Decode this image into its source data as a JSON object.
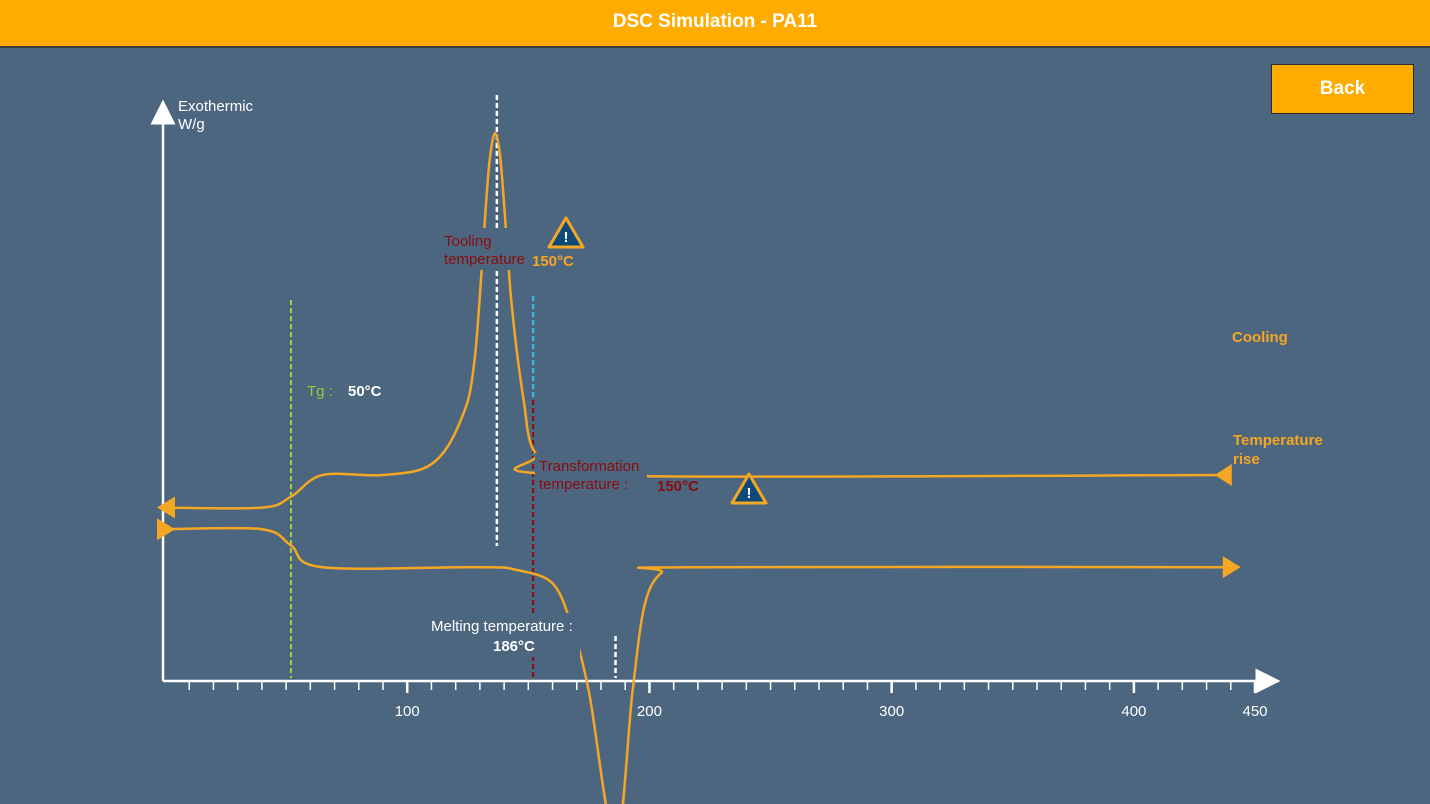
{
  "app": {
    "title": "DSC Simulation - PA11",
    "back_label": "Back"
  },
  "colors": {
    "background": "#4c6680",
    "header": "#ffab00",
    "curve": "#f5a623",
    "tg_line": "#a6d23a",
    "tg_text": "#9bc53d",
    "cooling_line": "#33c7e8",
    "transformation": "#8b0c0c",
    "warning_fill": "#0d4a7a"
  },
  "chart_data": {
    "type": "line",
    "title": "DSC Simulation - PA11",
    "ylabel_line1": "Exothermic",
    "ylabel_line2": "W/g",
    "xlabel": "",
    "xlim": [
      0,
      450
    ],
    "x_ticks": [
      100,
      200,
      300,
      400,
      450
    ],
    "minor_tick_step": 10,
    "grid": false,
    "series": [
      {
        "name": "Cooling",
        "direction": "right-to-left",
        "points": [
          [
            0,
            32
          ],
          [
            40,
            32
          ],
          [
            52,
            34
          ],
          [
            65,
            38
          ],
          [
            90,
            38
          ],
          [
            110,
            40
          ],
          [
            122,
            48
          ],
          [
            128,
            60
          ],
          [
            134,
            96
          ],
          [
            138,
            98
          ],
          [
            143,
            70
          ],
          [
            148,
            52
          ],
          [
            153,
            42
          ],
          [
            170,
            38
          ],
          [
            440,
            38
          ]
        ]
      },
      {
        "name": "Temperature rise",
        "direction": "left-to-right",
        "points": [
          [
            0,
            28
          ],
          [
            40,
            28
          ],
          [
            52,
            25
          ],
          [
            65,
            21
          ],
          [
            130,
            21
          ],
          [
            145,
            20.5
          ],
          [
            160,
            18
          ],
          [
            168,
            10
          ],
          [
            175,
            -2
          ],
          [
            186,
            -30
          ],
          [
            193,
            -2
          ],
          [
            198,
            14
          ],
          [
            205,
            20
          ],
          [
            215,
            21
          ],
          [
            440,
            21
          ]
        ]
      }
    ],
    "series_labels": {
      "cooling": "Cooling",
      "rise_line1": "Temperature",
      "rise_line2": "rise"
    },
    "annotations": {
      "tg": {
        "label": "Tg :",
        "value_text": "50°C",
        "x": 52
      },
      "tooling": {
        "label_line1": "Tooling",
        "label_line2": "temperature",
        "value_text": "150°C",
        "x": 137
      },
      "cooling_marker": {
        "x": 152
      },
      "transformation": {
        "label_line1": "Transformation",
        "label_line2": "temperature :",
        "value_text": "150°C",
        "x": 152
      },
      "melting": {
        "label": "Melting temperature :",
        "value_text": "186°C",
        "x": 186
      }
    },
    "warnings": [
      "!",
      "!"
    ]
  }
}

_ _ _ _

_EXERCISE DETAILS_. Take the listing above and print it exactly, apart from the pictures.

_EXERCISE ANSWER_.
Decode this image into its source data as a JSON object.
{
  "app": {
    "title": "DSC Simulation - PA11",
    "back_label": "Back"
  },
  "colors": {
    "background": "#4c6680",
    "header": "#ffab00",
    "curve": "#f5a623",
    "tg_line": "#a6d23a",
    "tg_text": "#9bc53d",
    "cooling_line": "#33c7e8",
    "transformation": "#8b0c0c",
    "warning_fill": "#0d4a7a"
  },
  "chart_data": {
    "type": "line",
    "title": "DSC Simulation - PA11",
    "ylabel_line1": "Exothermic",
    "ylabel_line2": "W/g",
    "xlabel": "",
    "xlim": [
      0,
      450
    ],
    "x_ticks": [
      100,
      200,
      300,
      400,
      450
    ],
    "minor_tick_step": 10,
    "grid": false,
    "series": [
      {
        "name": "Cooling",
        "direction": "right-to-left",
        "points": [
          [
            0,
            32
          ],
          [
            40,
            32
          ],
          [
            52,
            34
          ],
          [
            65,
            38
          ],
          [
            90,
            38
          ],
          [
            110,
            40
          ],
          [
            122,
            48
          ],
          [
            128,
            60
          ],
          [
            134,
            96
          ],
          [
            138,
            98
          ],
          [
            143,
            70
          ],
          [
            148,
            52
          ],
          [
            153,
            42
          ],
          [
            170,
            38
          ],
          [
            440,
            38
          ]
        ]
      },
      {
        "name": "Temperature rise",
        "direction": "left-to-right",
        "points": [
          [
            0,
            28
          ],
          [
            40,
            28
          ],
          [
            52,
            25
          ],
          [
            65,
            21
          ],
          [
            130,
            21
          ],
          [
            145,
            20.5
          ],
          [
            160,
            18
          ],
          [
            168,
            10
          ],
          [
            175,
            -2
          ],
          [
            186,
            -30
          ],
          [
            193,
            -2
          ],
          [
            198,
            14
          ],
          [
            205,
            20
          ],
          [
            215,
            21
          ],
          [
            440,
            21
          ]
        ]
      }
    ],
    "series_labels": {
      "cooling": "Cooling",
      "rise_line1": "Temperature",
      "rise_line2": "rise"
    },
    "annotations": {
      "tg": {
        "label": "Tg :",
        "value_text": "50°C",
        "x": 52
      },
      "tooling": {
        "label_line1": "Tooling",
        "label_line2": "temperature",
        "value_text": "150°C",
        "x": 137
      },
      "cooling_marker": {
        "x": 152
      },
      "transformation": {
        "label_line1": "Transformation",
        "label_line2": "temperature :",
        "value_text": "150°C",
        "x": 152
      },
      "melting": {
        "label": "Melting temperature :",
        "value_text": "186°C",
        "x": 186
      }
    },
    "warnings": [
      "!",
      "!"
    ]
  }
}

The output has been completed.